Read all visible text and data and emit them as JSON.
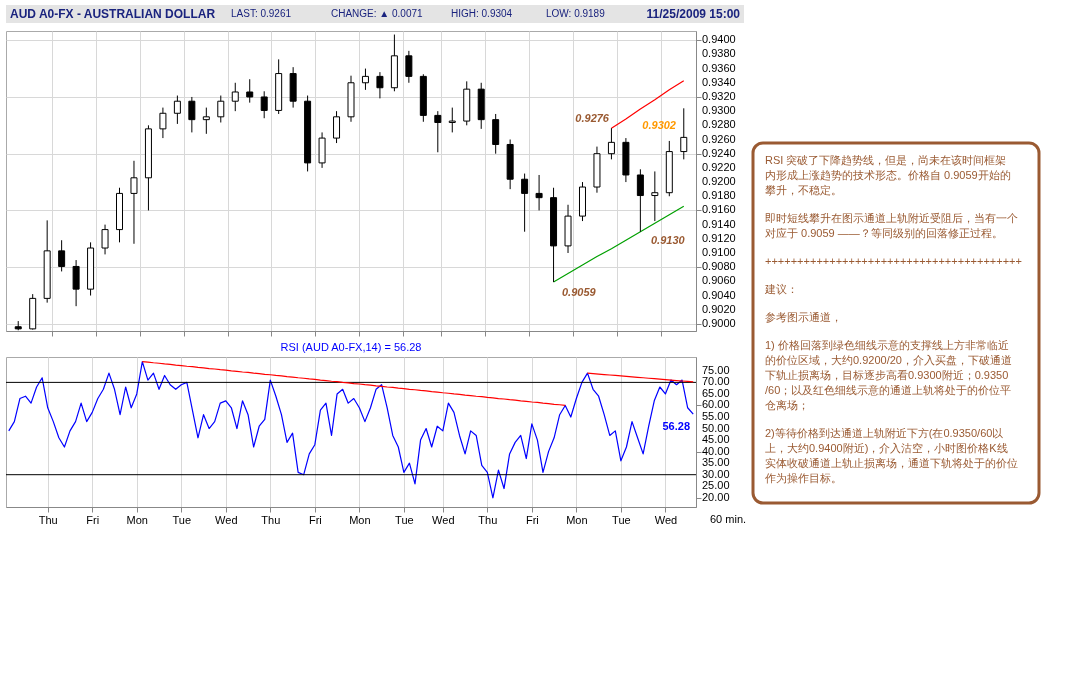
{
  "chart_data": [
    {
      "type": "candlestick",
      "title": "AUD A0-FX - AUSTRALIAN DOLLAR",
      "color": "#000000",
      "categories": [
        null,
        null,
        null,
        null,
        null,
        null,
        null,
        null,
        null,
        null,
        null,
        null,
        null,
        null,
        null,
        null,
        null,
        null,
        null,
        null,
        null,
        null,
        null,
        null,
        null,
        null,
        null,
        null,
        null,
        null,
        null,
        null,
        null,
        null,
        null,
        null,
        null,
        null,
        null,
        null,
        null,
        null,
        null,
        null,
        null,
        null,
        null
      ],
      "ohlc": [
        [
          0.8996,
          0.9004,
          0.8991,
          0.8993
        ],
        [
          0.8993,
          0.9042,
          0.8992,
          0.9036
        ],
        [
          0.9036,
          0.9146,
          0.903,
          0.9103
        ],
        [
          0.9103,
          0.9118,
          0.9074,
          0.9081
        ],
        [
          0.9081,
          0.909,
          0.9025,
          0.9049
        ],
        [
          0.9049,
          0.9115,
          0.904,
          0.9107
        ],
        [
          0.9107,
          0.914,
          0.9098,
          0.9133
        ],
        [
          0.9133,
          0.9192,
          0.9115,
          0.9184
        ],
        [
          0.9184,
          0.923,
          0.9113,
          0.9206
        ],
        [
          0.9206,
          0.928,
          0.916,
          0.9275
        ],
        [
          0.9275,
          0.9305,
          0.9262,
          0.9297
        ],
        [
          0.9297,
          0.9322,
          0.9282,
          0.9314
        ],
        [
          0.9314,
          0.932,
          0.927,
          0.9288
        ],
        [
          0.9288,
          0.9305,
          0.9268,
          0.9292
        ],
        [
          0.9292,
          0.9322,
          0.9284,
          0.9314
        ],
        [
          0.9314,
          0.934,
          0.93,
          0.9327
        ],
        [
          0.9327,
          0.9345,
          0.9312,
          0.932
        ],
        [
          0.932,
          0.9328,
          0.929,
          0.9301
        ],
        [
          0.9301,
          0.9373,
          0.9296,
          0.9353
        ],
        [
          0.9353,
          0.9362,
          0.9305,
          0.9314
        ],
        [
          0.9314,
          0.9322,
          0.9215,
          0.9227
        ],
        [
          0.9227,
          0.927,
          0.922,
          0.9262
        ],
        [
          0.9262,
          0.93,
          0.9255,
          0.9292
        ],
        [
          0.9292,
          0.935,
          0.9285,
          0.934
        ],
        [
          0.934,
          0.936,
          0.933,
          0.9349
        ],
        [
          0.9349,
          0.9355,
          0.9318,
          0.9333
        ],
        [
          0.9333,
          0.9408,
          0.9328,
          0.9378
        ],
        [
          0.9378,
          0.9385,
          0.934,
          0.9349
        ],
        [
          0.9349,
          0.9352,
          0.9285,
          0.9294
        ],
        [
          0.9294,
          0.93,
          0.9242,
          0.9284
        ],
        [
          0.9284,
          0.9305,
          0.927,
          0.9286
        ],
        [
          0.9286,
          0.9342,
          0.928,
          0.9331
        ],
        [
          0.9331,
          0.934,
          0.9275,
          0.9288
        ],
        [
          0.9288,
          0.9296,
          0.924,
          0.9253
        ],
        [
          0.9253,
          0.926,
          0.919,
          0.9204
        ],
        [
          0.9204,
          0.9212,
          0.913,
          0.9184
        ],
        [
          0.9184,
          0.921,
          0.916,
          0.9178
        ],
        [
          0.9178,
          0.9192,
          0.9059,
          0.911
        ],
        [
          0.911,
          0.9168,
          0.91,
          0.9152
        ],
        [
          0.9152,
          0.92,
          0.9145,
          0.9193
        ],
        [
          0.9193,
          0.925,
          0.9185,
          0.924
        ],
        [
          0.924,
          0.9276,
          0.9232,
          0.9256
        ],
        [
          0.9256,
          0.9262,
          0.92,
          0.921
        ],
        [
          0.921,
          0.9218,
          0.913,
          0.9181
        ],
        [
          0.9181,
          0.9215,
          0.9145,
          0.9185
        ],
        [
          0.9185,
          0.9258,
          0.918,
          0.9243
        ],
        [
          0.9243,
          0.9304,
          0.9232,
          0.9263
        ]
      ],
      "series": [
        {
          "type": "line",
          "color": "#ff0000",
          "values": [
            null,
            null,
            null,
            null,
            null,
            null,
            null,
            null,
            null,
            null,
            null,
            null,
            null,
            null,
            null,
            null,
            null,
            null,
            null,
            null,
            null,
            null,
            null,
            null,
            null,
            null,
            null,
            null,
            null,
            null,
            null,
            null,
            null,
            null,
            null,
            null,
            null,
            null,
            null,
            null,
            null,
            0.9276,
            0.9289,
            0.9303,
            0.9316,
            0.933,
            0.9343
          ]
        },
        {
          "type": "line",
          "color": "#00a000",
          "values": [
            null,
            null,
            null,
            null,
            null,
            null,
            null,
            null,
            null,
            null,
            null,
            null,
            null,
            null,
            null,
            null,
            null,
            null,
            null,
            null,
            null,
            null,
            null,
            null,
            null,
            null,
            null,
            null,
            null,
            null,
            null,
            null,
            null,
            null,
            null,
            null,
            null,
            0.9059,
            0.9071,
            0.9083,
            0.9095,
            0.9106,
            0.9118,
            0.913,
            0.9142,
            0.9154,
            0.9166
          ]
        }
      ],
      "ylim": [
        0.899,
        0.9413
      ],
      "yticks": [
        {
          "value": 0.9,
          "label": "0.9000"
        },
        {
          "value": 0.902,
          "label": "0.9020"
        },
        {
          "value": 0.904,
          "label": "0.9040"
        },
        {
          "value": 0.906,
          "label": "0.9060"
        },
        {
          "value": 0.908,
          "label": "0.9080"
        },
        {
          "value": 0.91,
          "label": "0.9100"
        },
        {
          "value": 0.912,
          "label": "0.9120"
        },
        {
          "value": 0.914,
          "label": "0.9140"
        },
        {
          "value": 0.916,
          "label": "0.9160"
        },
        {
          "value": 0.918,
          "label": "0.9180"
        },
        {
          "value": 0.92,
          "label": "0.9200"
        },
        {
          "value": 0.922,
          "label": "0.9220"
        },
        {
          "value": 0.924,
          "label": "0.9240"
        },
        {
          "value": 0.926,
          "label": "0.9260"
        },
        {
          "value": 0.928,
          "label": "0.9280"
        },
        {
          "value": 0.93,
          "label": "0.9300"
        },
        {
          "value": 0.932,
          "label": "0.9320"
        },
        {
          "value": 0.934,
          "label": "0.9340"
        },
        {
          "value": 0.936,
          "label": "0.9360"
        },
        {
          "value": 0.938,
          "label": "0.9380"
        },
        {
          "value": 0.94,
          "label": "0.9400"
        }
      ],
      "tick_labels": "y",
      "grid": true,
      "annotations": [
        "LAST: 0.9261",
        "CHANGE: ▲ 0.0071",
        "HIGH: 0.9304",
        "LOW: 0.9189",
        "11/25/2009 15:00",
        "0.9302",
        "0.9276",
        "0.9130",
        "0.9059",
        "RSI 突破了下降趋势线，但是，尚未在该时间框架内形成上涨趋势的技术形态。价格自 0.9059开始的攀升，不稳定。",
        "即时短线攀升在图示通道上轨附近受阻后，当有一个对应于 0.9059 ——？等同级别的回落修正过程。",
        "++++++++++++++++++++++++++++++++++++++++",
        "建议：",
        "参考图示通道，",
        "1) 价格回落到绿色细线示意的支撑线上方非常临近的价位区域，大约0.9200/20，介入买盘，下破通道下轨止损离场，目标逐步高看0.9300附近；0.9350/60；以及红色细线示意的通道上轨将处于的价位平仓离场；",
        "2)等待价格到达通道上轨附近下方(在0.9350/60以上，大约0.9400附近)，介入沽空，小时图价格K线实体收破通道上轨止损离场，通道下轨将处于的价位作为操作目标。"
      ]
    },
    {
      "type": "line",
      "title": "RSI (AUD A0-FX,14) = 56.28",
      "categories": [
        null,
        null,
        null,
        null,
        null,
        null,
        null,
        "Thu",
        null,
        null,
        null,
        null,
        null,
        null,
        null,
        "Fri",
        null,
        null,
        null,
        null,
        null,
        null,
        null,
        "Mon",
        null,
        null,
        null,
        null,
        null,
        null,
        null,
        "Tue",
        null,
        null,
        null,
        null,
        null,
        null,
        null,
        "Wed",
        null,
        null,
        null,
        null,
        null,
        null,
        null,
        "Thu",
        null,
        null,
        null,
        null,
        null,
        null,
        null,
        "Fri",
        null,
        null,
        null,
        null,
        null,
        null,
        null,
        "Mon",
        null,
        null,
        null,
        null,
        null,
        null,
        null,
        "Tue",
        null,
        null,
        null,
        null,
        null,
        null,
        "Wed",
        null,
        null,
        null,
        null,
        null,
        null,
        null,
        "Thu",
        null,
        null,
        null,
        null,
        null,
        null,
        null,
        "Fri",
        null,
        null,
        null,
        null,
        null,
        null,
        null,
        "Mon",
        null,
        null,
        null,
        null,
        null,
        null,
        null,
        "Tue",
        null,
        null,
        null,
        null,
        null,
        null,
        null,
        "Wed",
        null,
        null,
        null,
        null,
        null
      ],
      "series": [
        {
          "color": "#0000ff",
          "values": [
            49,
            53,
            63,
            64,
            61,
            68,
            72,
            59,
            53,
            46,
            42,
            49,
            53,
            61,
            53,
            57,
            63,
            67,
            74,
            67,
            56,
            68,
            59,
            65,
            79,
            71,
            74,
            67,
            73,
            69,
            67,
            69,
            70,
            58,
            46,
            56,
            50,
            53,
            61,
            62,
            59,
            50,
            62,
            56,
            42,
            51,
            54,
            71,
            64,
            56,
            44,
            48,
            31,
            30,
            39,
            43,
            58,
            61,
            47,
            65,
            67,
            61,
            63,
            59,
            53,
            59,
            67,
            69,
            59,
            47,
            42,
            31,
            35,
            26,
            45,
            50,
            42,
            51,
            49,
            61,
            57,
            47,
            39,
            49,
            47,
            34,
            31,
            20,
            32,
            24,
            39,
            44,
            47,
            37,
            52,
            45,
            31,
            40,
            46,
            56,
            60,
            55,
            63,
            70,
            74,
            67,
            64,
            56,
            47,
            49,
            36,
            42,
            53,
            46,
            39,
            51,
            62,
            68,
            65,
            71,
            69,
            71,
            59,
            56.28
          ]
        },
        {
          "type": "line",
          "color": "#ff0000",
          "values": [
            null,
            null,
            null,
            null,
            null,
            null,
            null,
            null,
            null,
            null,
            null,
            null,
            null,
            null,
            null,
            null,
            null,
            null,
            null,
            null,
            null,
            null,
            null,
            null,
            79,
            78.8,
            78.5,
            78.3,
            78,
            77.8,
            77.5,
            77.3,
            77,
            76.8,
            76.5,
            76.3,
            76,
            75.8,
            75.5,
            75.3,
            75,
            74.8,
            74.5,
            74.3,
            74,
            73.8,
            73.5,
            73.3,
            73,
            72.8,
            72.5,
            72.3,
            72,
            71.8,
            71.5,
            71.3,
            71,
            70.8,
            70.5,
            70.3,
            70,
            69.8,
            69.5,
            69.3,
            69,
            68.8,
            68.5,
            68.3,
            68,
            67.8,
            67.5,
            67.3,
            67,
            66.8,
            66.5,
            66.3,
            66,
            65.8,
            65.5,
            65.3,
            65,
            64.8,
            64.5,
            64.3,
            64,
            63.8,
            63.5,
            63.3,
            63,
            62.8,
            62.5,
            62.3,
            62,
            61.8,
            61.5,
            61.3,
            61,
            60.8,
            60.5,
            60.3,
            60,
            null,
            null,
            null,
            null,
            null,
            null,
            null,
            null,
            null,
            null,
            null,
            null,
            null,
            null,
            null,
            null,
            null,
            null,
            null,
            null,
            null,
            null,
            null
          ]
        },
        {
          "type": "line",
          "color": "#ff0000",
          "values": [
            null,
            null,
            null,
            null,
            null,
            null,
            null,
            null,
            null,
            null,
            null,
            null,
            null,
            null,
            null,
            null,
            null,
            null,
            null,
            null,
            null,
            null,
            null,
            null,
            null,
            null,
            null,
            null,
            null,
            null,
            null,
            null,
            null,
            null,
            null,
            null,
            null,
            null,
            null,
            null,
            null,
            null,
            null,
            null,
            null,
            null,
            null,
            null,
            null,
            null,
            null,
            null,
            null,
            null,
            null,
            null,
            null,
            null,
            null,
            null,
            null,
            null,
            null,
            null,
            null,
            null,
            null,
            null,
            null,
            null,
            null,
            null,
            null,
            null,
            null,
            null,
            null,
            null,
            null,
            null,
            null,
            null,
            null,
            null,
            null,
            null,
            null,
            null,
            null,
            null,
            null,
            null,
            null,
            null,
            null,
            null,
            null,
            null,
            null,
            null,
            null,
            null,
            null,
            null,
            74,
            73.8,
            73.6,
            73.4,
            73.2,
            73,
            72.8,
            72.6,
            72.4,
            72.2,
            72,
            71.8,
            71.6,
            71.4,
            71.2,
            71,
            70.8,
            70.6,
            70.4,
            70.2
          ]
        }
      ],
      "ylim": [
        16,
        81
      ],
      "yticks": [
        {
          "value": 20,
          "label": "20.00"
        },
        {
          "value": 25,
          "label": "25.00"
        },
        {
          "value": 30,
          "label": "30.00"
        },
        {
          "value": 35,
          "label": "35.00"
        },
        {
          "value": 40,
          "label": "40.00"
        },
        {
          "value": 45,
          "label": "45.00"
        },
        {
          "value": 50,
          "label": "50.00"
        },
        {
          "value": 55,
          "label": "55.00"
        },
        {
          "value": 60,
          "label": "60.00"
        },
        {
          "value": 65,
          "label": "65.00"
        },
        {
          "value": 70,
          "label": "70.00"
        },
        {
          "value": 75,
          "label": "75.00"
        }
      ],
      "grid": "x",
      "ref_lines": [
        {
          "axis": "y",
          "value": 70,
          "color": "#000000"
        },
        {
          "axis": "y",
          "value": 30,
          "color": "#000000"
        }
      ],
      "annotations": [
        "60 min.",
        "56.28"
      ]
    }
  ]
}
────────────────
Extract every line from the records above that contains the word "title".

      "title": "AUD A0-FX - AUSTRALIAN DOLLAR",
      "title": "RSI (AUD A0-FX,14) = 56.28",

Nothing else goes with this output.